### RECORDS SUPPLIED

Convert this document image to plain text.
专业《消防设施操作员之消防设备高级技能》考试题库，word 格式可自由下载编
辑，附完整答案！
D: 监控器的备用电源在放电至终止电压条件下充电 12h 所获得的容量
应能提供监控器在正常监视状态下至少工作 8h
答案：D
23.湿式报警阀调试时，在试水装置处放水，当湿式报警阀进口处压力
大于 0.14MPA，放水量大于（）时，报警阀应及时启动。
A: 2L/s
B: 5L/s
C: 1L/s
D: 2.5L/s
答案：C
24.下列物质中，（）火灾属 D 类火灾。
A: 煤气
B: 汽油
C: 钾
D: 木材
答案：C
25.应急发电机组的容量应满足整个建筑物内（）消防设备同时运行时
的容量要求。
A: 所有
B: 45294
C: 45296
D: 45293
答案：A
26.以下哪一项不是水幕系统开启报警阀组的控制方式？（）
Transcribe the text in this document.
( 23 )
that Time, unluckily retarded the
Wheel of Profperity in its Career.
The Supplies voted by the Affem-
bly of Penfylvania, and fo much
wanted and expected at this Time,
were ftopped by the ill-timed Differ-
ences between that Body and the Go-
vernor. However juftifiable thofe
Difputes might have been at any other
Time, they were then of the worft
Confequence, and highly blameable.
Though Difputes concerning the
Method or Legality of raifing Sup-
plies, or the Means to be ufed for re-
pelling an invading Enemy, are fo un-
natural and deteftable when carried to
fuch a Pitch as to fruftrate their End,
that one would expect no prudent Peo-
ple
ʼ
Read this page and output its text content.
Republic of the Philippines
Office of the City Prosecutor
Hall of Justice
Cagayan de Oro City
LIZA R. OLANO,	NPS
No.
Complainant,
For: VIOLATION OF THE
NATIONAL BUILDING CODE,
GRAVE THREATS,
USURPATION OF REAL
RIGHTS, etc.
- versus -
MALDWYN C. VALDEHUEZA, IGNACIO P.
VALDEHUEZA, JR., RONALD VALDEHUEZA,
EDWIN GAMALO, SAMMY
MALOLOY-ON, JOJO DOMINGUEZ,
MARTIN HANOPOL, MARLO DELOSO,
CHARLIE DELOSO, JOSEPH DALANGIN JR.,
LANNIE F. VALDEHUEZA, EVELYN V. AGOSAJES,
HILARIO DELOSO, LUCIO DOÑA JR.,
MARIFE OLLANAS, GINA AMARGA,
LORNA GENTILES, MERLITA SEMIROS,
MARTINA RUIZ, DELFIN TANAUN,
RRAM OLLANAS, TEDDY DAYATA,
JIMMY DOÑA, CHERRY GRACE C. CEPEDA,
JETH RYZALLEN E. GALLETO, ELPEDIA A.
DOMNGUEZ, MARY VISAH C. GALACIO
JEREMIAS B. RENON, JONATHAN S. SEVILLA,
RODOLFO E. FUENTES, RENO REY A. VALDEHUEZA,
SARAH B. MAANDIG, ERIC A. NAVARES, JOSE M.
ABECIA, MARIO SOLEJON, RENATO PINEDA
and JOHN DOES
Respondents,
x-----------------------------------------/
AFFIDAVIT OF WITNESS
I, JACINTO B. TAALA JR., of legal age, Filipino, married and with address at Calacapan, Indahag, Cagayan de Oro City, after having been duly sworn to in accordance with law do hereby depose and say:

######

◆ **OBJECTIVE**
Output every record above exactly as it appears.

◆ **FULL ANSWER**
Convert this document image to plain text.
专业《消防设施操作员之消防设备高级技能》考试题库，word 格式可自由下载编
辑，附完整答案！
D: 监控器的备用电源在放电至终止电压条件下充电 12h 所获得的容量
应能提供监控器在正常监视状态下至少工作 8h
答案：D
23.湿式报警阀调试时，在试水装置处放水，当湿式报警阀进口处压力
大于 0.14MPA，放水量大于（）时，报警阀应及时启动。
A: 2L/s
B: 5L/s
C: 1L/s
D: 2.5L/s
答案：C
24.下列物质中，（）火灾属 D 类火灾。
A: 煤气
B: 汽油
C: 钾
D: 木材
答案：C
25.应急发电机组的容量应满足整个建筑物内（）消防设备同时运行时
的容量要求。
A: 所有
B: 45294
C: 45296
D: 45293
答案：A
26.以下哪一项不是水幕系统开启报警阀组的控制方式？（）
Transcribe the text in this document.
( 23 )
that Time, unluckily retarded the
Wheel of Profperity in its Career.
The Supplies voted by the Affem-
bly of Penfylvania, and fo much
wanted and expected at this Time,
were ftopped by the ill-timed Differ-
ences between that Body and the Go-
vernor. However juftifiable thofe
Difputes might have been at any other
Time, they were then of the worft
Confequence, and highly blameable.
Though Difputes concerning the
Method or Legality of raifing Sup-
plies, or the Means to be ufed for re-
pelling an invading Enemy, are fo un-
natural and deteftable when carried to
fuch a Pitch as to fruftrate their End,
that one would expect no prudent Peo-
ple
ʼ
Read this page and output its text content.
Republic of the Philippines
Office of the City Prosecutor
Hall of Justice
Cagayan de Oro City
LIZA R. OLANO,	NPS
No.
Complainant,
For: VIOLATION OF THE
NATIONAL BUILDING CODE,
GRAVE THREATS,
USURPATION OF REAL
RIGHTS, etc.
- versus -
MALDWYN C. VALDEHUEZA, IGNACIO P.
VALDEHUEZA, JR., RONALD VALDEHUEZA,
EDWIN GAMALO, SAMMY
MALOLOY-ON, JOJO DOMINGUEZ,
MARTIN HANOPOL, MARLO DELOSO,
CHARLIE DELOSO, JOSEPH DALANGIN JR.,
LANNIE F. VALDEHUEZA, EVELYN V. AGOSAJES,
HILARIO DELOSO, LUCIO DOÑA JR.,
MARIFE OLLANAS, GINA AMARGA,
LORNA GENTILES, MERLITA SEMIROS,
MARTINA RUIZ, DELFIN TANAUN,
RRAM OLLANAS, TEDDY DAYATA,
JIMMY DOÑA, CHERRY GRACE C. CEPEDA,
JETH RYZALLEN E. GALLETO, ELPEDIA A.
DOMNGUEZ, MARY VISAH C. GALACIO
JEREMIAS B. RENON, JONATHAN S. SEVILLA,
RODOLFO E. FUENTES, RENO REY A. VALDEHUEZA,
SARAH B. MAANDIG, ERIC A. NAVARES, JOSE M.
ABECIA, MARIO SOLEJON, RENATO PINEDA
and JOHN DOES
Respondents,
x-----------------------------------------/
AFFIDAVIT OF WITNESS
I, JACINTO B. TAALA JR., of legal age, Filipino, married and with address at Calacapan, Indahag, Cagayan de Oro City, after having been duly sworn to in accordance with law do hereby depose and say:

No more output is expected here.